#### DATA IN THIS EXERCISE ####
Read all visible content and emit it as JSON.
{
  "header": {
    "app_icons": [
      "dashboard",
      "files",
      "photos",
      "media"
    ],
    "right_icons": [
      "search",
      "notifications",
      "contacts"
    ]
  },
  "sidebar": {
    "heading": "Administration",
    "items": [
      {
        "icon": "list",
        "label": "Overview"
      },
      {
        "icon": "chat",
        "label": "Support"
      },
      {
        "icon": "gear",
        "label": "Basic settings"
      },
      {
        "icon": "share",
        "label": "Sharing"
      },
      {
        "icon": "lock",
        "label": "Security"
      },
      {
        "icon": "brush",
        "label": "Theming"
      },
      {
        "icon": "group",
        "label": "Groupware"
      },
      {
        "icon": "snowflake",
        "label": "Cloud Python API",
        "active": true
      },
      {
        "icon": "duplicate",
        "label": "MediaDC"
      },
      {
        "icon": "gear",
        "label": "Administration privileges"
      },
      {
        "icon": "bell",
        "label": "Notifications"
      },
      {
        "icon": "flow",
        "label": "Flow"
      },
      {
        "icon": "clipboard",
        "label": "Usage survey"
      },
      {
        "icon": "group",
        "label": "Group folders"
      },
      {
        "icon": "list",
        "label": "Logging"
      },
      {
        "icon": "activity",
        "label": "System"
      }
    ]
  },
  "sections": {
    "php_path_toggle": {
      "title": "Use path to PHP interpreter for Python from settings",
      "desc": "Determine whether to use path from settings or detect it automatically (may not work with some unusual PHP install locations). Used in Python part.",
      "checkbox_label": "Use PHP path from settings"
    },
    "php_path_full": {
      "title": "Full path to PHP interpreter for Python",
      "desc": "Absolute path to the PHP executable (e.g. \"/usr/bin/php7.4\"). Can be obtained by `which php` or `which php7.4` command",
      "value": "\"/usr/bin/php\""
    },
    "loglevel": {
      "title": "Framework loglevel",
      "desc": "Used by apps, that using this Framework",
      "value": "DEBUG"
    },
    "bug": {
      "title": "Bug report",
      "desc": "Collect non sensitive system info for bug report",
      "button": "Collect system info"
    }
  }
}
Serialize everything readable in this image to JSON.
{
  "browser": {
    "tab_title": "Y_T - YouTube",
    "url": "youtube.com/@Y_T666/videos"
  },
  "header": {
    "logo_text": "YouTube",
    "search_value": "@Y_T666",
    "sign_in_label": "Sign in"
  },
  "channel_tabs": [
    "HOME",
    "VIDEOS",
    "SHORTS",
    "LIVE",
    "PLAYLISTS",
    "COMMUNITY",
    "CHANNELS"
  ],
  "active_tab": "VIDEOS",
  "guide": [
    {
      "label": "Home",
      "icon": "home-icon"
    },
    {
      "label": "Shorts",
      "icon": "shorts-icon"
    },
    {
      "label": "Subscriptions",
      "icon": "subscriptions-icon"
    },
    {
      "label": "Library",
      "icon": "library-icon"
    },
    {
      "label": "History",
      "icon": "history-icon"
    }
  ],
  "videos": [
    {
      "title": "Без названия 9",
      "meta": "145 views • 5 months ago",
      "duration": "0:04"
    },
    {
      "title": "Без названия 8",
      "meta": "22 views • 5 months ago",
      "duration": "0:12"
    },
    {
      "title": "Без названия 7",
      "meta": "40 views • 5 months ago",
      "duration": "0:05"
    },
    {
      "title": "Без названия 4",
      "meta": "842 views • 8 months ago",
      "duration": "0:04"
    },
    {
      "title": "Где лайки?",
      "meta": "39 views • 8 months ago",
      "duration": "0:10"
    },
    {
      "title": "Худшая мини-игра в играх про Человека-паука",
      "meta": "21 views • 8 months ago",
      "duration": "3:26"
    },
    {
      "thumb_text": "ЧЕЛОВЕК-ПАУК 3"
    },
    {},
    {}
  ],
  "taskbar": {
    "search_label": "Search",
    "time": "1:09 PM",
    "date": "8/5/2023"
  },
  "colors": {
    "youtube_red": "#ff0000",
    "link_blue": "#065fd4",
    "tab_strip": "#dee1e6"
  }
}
####
GOAL
Each of the records should be retyped exactly.

EXERCISE RESPONSE
Read all visible content and emit it as JSON.
{
  "header": {
    "app_icons": [
      "dashboard",
      "files",
      "photos",
      "media"
    ],
    "right_icons": [
      "search",
      "notifications",
      "contacts"
    ]
  },
  "sidebar": {
    "heading": "Administration",
    "items": [
      {
        "icon": "list",
        "label": "Overview"
      },
      {
        "icon": "chat",
        "label": "Support"
      },
      {
        "icon": "gear",
        "label": "Basic settings"
      },
      {
        "icon": "share",
        "label": "Sharing"
      },
      {
        "icon": "lock",
        "label": "Security"
      },
      {
        "icon": "brush",
        "label": "Theming"
      },
      {
        "icon": "group",
        "label": "Groupware"
      },
      {
        "icon": "snowflake",
        "label": "Cloud Python API",
        "active": true
      },
      {
        "icon": "duplicate",
        "label": "MediaDC"
      },
      {
        "icon": "gear",
        "label": "Administration privileges"
      },
      {
        "icon": "bell",
        "label": "Notifications"
      },
      {
        "icon": "flow",
        "label": "Flow"
      },
      {
        "icon": "clipboard",
        "label": "Usage survey"
      },
      {
        "icon": "group",
        "label": "Group folders"
      },
      {
        "icon": "list",
        "label": "Logging"
      },
      {
        "icon": "activity",
        "label": "System"
      }
    ]
  },
  "sections": {
    "php_path_toggle": {
      "title": "Use path to PHP interpreter for Python from settings",
      "desc": "Determine whether to use path from settings or detect it automatically (may not work with some unusual PHP install locations). Used in Python part.",
      "checkbox_label": "Use PHP path from settings"
    },
    "php_path_full": {
      "title": "Full path to PHP interpreter for Python",
      "desc": "Absolute path to the PHP executable (e.g. \"/usr/bin/php7.4\"). Can be obtained by `which php` or `which php7.4` command",
      "value": "\"/usr/bin/php\""
    },
    "loglevel": {
      "title": "Framework loglevel",
      "desc": "Used by apps, that using this Framework",
      "value": "DEBUG"
    },
    "bug": {
      "title": "Bug report",
      "desc": "Collect non sensitive system info for bug report",
      "button": "Collect system info"
    }
  }
}
Serialize everything readable in this image to JSON.
{
  "browser": {
    "tab_title": "Y_T - YouTube",
    "url": "youtube.com/@Y_T666/videos"
  },
  "header": {
    "logo_text": "YouTube",
    "search_value": "@Y_T666",
    "sign_in_label": "Sign in"
  },
  "channel_tabs": [
    "HOME",
    "VIDEOS",
    "SHORTS",
    "LIVE",
    "PLAYLISTS",
    "COMMUNITY",
    "CHANNELS"
  ],
  "active_tab": "VIDEOS",
  "guide": [
    {
      "label": "Home",
      "icon": "home-icon"
    },
    {
      "label": "Shorts",
      "icon": "shorts-icon"
    },
    {
      "label": "Subscriptions",
      "icon": "subscriptions-icon"
    },
    {
      "label": "Library",
      "icon": "library-icon"
    },
    {
      "label": "History",
      "icon": "history-icon"
    }
  ],
  "videos": [
    {
      "title": "Без названия 9",
      "meta": "145 views • 5 months ago",
      "duration": "0:04"
    },
    {
      "title": "Без названия 8",
      "meta": "22 views • 5 months ago",
      "duration": "0:12"
    },
    {
      "title": "Без названия 7",
      "meta": "40 views • 5 months ago",
      "duration": "0:05"
    },
    {
      "title": "Без названия 4",
      "meta": "842 views • 8 months ago",
      "duration": "0:04"
    },
    {
      "title": "Где лайки?",
      "meta": "39 views • 8 months ago",
      "duration": "0:10"
    },
    {
      "title": "Худшая мини-игра в играх про Человека-паука",
      "meta": "21 views • 8 months ago",
      "duration": "3:26"
    },
    {
      "thumb_text": "ЧЕЛОВЕК-ПАУК 3"
    },
    {},
    {}
  ],
  "taskbar": {
    "search_label": "Search",
    "time": "1:09 PM",
    "date": "8/5/2023"
  },
  "colors": {
    "youtube_red": "#ff0000",
    "link_blue": "#065fd4",
    "tab_strip": "#dee1e6"
  }
}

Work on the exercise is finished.